• _SET OF TASKS_:
[A] Reproduce the blog passage word for word, starting with "I have had a" and going on through "choose, person by person.".
[B] In the blog passage, what did the writer use to find scriptures listed under "true"?

** Opening TEXT PASSAGE block **


     I have had a political blog simmering inside for some time now.  It was initially quite lengthy but has been mentally rewritten and revised until it has been condensed to this:  I love my country.  I love the principles on which it was founded.  I am grateful we have the privilege to each vote our conscience as defined individually, person by person.  And yet as we vote as individuals, and regardless of who we choose to vote for, it is possible to remain united as family, as friends, as neighbors, as coworkers...as a nation - if we so choose, person by person.


      I heard the phrase recently "true and honest heart."  I have heard the phrase many times in the past but this last time it struck  a chord with me.  "What exactly," I wondered, "is a 'true and honest heart'"?  Using the topical guide in my bible I read some of the scriptures listed under "true."  Then I googled "define true."  This part of the definition gave me new insight, "bring (an object, wheel, or other construction) into the exact shape, alignment, or position required."  A true heart, at least in part, is one that is in alignment, defined as "a position of agreement or alliance." and looking up alliance, "a state of of being joined or associated. "

** Closing TEXT PASSAGE block **
** Opening ENTRIES SHOWN block **

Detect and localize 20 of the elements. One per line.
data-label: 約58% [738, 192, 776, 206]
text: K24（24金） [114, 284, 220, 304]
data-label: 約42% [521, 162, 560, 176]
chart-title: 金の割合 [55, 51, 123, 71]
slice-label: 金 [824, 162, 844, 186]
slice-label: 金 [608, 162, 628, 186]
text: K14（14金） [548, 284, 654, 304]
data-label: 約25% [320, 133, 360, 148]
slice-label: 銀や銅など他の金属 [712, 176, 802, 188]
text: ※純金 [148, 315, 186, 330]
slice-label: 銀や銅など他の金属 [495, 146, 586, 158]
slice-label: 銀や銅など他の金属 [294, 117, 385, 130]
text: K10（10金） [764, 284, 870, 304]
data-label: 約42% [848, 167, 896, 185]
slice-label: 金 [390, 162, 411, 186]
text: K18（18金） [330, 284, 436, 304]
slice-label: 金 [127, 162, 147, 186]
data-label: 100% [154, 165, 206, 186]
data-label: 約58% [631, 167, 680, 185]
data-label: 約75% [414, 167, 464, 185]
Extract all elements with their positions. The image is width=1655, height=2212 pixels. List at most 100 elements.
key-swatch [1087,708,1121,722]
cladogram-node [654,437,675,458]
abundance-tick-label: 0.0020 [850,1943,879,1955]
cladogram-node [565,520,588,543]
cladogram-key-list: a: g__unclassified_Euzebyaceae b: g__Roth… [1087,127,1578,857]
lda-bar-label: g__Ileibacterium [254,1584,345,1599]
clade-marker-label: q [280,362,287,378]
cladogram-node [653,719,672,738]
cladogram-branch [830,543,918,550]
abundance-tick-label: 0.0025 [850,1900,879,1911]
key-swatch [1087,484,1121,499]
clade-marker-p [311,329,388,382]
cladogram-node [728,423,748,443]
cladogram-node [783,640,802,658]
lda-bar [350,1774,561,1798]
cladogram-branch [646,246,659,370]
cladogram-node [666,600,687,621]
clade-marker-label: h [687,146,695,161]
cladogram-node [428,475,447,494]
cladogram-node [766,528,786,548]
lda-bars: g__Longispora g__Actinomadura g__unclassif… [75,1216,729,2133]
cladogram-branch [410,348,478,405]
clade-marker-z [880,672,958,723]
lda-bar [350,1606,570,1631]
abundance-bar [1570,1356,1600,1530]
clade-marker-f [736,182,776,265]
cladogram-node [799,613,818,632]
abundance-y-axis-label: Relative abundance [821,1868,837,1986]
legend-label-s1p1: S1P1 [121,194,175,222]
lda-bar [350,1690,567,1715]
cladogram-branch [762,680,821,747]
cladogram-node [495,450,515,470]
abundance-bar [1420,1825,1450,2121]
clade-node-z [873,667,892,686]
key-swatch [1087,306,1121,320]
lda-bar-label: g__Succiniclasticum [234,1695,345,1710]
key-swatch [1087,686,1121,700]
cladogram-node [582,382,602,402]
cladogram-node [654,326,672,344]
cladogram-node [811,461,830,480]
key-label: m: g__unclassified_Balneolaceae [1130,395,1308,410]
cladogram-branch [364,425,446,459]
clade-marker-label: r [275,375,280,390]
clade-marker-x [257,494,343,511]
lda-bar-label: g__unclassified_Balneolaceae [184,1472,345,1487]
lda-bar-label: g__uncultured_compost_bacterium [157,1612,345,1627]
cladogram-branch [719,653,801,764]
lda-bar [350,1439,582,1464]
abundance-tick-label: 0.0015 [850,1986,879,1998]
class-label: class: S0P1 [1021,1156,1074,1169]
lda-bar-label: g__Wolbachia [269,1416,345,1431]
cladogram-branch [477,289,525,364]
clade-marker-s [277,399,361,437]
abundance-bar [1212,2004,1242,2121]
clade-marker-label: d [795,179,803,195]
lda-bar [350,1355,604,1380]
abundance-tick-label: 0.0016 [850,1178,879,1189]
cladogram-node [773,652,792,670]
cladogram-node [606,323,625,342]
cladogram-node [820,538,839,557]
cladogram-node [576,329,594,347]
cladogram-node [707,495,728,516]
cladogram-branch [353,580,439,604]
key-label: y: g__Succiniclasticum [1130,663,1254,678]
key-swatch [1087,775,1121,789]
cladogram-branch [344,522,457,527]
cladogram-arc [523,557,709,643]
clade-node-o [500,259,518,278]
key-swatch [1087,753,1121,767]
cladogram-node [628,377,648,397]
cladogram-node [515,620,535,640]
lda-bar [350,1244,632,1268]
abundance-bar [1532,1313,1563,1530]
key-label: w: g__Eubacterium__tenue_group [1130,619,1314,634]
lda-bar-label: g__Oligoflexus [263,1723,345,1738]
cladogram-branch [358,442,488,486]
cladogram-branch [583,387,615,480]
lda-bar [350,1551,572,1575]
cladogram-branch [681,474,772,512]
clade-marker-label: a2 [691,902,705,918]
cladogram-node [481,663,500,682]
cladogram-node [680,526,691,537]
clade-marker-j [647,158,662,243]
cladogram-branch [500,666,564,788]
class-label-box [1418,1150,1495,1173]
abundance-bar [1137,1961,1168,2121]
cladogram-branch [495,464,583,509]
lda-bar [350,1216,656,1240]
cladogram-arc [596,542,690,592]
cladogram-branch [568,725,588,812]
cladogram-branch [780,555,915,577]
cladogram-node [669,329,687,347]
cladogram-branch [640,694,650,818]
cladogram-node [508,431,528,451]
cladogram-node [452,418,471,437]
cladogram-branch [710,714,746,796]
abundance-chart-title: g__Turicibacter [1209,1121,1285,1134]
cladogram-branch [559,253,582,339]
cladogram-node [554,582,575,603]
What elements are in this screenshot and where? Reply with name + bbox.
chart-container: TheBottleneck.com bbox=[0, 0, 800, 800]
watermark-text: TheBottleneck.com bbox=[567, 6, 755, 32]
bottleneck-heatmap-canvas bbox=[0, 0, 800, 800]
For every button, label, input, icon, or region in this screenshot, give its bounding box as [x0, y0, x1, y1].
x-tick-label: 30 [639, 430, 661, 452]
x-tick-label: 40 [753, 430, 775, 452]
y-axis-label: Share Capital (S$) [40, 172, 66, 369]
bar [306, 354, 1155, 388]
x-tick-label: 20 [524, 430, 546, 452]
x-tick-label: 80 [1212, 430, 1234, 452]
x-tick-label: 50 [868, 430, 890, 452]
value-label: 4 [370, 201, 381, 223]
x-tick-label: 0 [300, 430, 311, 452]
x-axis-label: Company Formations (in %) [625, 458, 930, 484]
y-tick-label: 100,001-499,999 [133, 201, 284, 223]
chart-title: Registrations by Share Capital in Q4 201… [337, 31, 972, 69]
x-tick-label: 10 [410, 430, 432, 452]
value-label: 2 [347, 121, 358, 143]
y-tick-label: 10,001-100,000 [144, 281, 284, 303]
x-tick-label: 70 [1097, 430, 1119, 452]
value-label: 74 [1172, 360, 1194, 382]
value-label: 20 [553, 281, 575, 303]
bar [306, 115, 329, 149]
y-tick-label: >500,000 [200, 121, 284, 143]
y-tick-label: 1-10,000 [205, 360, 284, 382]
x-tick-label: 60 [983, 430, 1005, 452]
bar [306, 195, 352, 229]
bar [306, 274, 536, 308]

** Closing ENTRIES SHOWN block **

• _SOLUTIONS PER TASK_:
[A]
I have had a political blog simmering inside for some time now.  It was initially quite lengthy but has been mentally rewritten and revised until it has been condensed to this:  I love my country.  I love the principles on which it was founded.  I am grateful we have the privilege to each vote our conscience as defined individually, person by person.  And yet as we vote as individuals, and regardless of who we choose to vote for, it is possible to remain united as family, as friends, as neighbors, as coworkers...as a nation - if we so choose, person by person.

[B] The topical guide in the writer's bible.